Short problem:
Where a line below holds the string "finishes", copy that line.

>>

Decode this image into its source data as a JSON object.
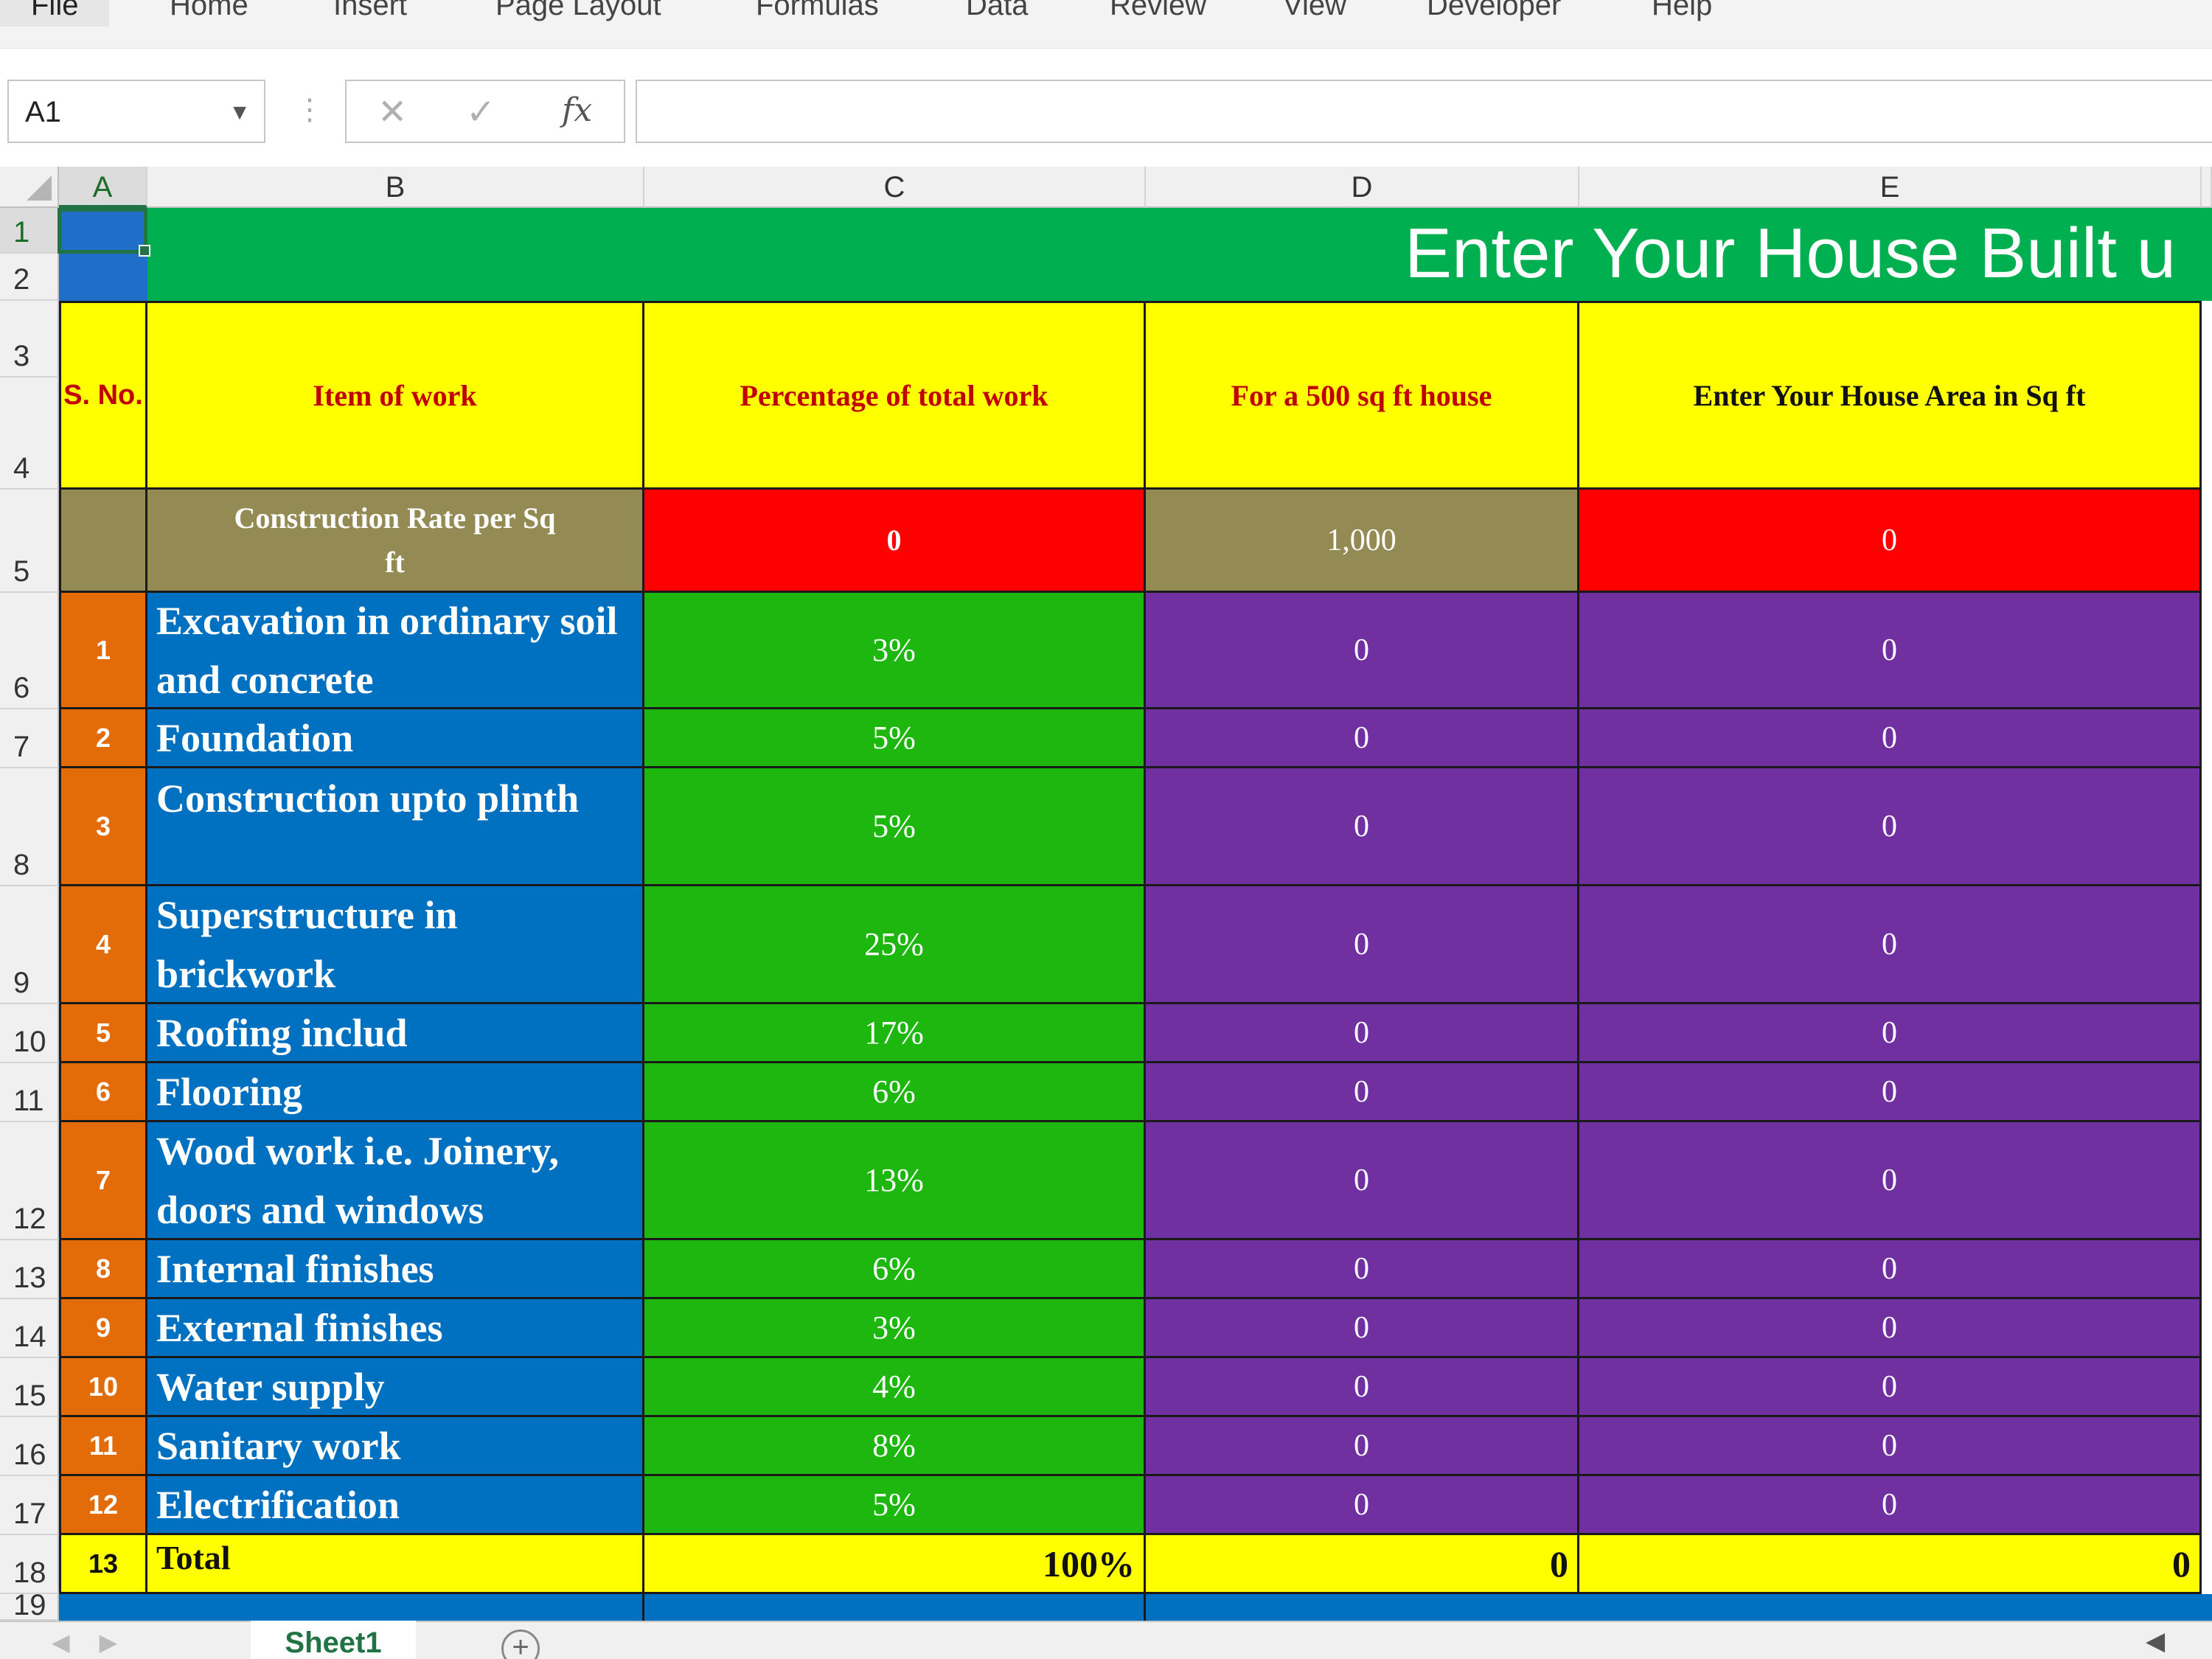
{
  "ribbon": {
    "tabs": [
      "File",
      "Home",
      "Insert",
      "Page Layout",
      "Formulas",
      "Data",
      "Review",
      "View",
      "Developer",
      "Help"
    ]
  },
  "formula_bar": {
    "name_box": "A1",
    "cancel_icon": "close-icon",
    "enter_icon": "check-icon",
    "fx_label": "fx",
    "content": ""
  },
  "columns": [
    "A",
    "B",
    "C",
    "D",
    "E"
  ],
  "rows": [
    "1",
    "2",
    "3",
    "4",
    "5",
    "6",
    "7",
    "8",
    "9",
    "10",
    "11",
    "12",
    "13",
    "14",
    "15",
    "16",
    "17",
    "18",
    "19"
  ],
  "sheet": {
    "title": "Enter Your House Built u",
    "headers": {
      "sno": "S. No.",
      "item": "Item of work",
      "percent": "Percentage of total work",
      "for500": "For a 500 sq ft house",
      "your_area": "Enter Your House Area in Sq ft"
    },
    "rate_row": {
      "label": "Construction Rate per Sq ft",
      "c": "0",
      "d": "1,000",
      "e": "0"
    },
    "items": [
      {
        "sno": "1",
        "item": "Excavation in ordinary soil and concrete",
        "percent": "3%",
        "d": "0",
        "e": "0"
      },
      {
        "sno": "2",
        "item": "Foundation",
        "percent": "5%",
        "d": "0",
        "e": "0"
      },
      {
        "sno": "3",
        "item": "Construction upto plinth",
        "percent": "5%",
        "d": "0",
        "e": "0"
      },
      {
        "sno": "4",
        "item": "Superstructure in brickwork",
        "percent": "25%",
        "d": "0",
        "e": "0"
      },
      {
        "sno": "5",
        "item": "Roofing includ",
        "percent": "17%",
        "d": "0",
        "e": "0"
      },
      {
        "sno": "6",
        "item": "Flooring",
        "percent": "6%",
        "d": "0",
        "e": "0"
      },
      {
        "sno": "7",
        "item": "Wood work i.e. Joinery, doors and windows",
        "percent": "13%",
        "d": "0",
        "e": "0"
      },
      {
        "sno": "8",
        "item": "Internal finishes",
        "percent": "6%",
        "d": "0",
        "e": "0"
      },
      {
        "sno": "9",
        "item": "External finishes",
        "percent": "3%",
        "d": "0",
        "e": "0"
      },
      {
        "sno": "10",
        "item": "Water supply",
        "percent": "4%",
        "d": "0",
        "e": "0"
      },
      {
        "sno": "11",
        "item": "Sanitary work",
        "percent": "8%",
        "d": "0",
        "e": "0"
      },
      {
        "sno": "12",
        "item": "Electrification",
        "percent": "5%",
        "d": "0",
        "e": "0"
      }
    ],
    "total_row": {
      "sno": "13",
      "label": "Total",
      "percent": "100%",
      "d": "0",
      "e": "0"
    }
  },
  "sheet_tabs": {
    "active": "Sheet1",
    "add_icon": "plus-circle-icon"
  },
  "colors": {
    "title_band": "#00b050",
    "header_yellow": "#ffff00",
    "header_red_text": "#c00000",
    "rate_olive": "#948a54",
    "rate_red": "#ff0000",
    "sno_orange": "#e36c09",
    "item_blue": "#0070c0",
    "percent_green": "#1db710",
    "value_purple": "#7030a0"
  }
}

<<

Exercise answer:
        "item": "Internal finishes",
        "item": "External finishes",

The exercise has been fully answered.